#### [SHORT PROBLEM]
Every line of the material is to be repeated exactly as it stands.
## Begin LISTED ENTRIES
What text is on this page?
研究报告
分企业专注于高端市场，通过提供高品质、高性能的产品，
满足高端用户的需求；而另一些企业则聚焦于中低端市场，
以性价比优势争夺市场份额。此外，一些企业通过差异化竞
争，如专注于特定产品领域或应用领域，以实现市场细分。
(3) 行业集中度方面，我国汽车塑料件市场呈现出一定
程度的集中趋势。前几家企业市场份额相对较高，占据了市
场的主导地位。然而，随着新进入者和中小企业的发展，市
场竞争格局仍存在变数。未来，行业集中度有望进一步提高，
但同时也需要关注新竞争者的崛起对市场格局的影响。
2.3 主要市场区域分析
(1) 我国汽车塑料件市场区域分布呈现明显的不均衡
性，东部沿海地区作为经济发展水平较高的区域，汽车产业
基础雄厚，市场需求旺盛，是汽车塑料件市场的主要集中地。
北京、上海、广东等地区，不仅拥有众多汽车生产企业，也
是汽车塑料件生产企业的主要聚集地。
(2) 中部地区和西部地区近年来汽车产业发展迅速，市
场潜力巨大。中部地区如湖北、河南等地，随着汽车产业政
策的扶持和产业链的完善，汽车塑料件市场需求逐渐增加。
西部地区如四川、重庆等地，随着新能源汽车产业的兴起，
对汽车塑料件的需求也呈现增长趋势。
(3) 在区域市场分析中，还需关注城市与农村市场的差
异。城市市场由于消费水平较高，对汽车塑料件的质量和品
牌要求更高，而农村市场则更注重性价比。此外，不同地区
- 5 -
## End LISTED ENTRIES
#### [RESPONSE]
What text is on this page?
研究报告
分企业专注于高端市场，通过提供高品质、高性能的产品，
满足高端用户的需求；而另一些企业则聚焦于中低端市场，
以性价比优势争夺市场份额。此外，一些企业通过差异化竞
争，如专注于特定产品领域或应用领域，以实现市场细分。
(3) 行业集中度方面，我国汽车塑料件市场呈现出一定
程度的集中趋势。前几家企业市场份额相对较高，占据了市
场的主导地位。然而，随着新进入者和中小企业的发展，市
场竞争格局仍存在变数。未来，行业集中度有望进一步提高，
但同时也需要关注新竞争者的崛起对市场格局的影响。
2.3 主要市场区域分析
(1) 我国汽车塑料件市场区域分布呈现明显的不均衡
性，东部沿海地区作为经济发展水平较高的区域，汽车产业
基础雄厚，市场需求旺盛，是汽车塑料件市场的主要集中地。
北京、上海、广东等地区，不仅拥有众多汽车生产企业，也
是汽车塑料件生产企业的主要聚集地。
(2) 中部地区和西部地区近年来汽车产业发展迅速，市
场潜力巨大。中部地区如湖北、河南等地，随着汽车产业政
策的扶持和产业链的完善，汽车塑料件市场需求逐渐增加。
西部地区如四川、重庆等地，随着新能源汽车产业的兴起，
对汽车塑料件的需求也呈现增长趋势。
(3) 在区域市场分析中，还需关注城市与农村市场的差
异。城市市场由于消费水平较高，对汽车塑料件的质量和品
牌要求更高，而农村市场则更注重性价比。此外，不同地区
- 5 -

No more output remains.